» THE TASK
Exactly as they appear, output all of the entries.

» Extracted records
:::
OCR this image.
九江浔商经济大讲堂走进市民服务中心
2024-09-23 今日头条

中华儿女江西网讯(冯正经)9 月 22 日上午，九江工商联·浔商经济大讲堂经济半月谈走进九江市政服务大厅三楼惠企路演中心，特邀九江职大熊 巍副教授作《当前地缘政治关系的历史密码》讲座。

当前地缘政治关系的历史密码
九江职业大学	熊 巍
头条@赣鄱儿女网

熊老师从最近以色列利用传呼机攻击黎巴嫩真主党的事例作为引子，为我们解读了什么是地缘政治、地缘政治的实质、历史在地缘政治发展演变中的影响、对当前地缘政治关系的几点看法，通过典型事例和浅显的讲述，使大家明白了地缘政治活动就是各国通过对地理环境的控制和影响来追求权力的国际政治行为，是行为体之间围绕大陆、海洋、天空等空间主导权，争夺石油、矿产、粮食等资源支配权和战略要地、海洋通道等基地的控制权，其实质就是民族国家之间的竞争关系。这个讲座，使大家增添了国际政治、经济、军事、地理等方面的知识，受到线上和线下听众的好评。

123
:::
» TASK SOLUTION
OCR this image.
九江浔商经济大讲堂走进市民服务中心
2024-09-23 今日头条

中华儿女江西网讯(冯正经)9 月 22 日上午，九江工商联·浔商经济大讲堂经济半月谈走进九江市政服务大厅三楼惠企路演中心，特邀九江职大熊 巍副教授作《当前地缘政治关系的历史密码》讲座。

当前地缘政治关系的历史密码
九江职业大学	熊 巍
头条@赣鄱儿女网

熊老师从最近以色列利用传呼机攻击黎巴嫩真主党的事例作为引子，为我们解读了什么是地缘政治、地缘政治的实质、历史在地缘政治发展演变中的影响、对当前地缘政治关系的几点看法，通过典型事例和浅显的讲述，使大家明白了地缘政治活动就是各国通过对地理环境的控制和影响来追求权力的国际政治行为，是行为体之间围绕大陆、海洋、天空等空间主导权，争夺石油、矿产、粮食等资源支配权和战略要地、海洋通道等基地的控制权，其实质就是民族国家之间的竞争关系。这个讲座，使大家增添了国际政治、经济、军事、地理等方面的知识，受到线上和线下听众的好评。

123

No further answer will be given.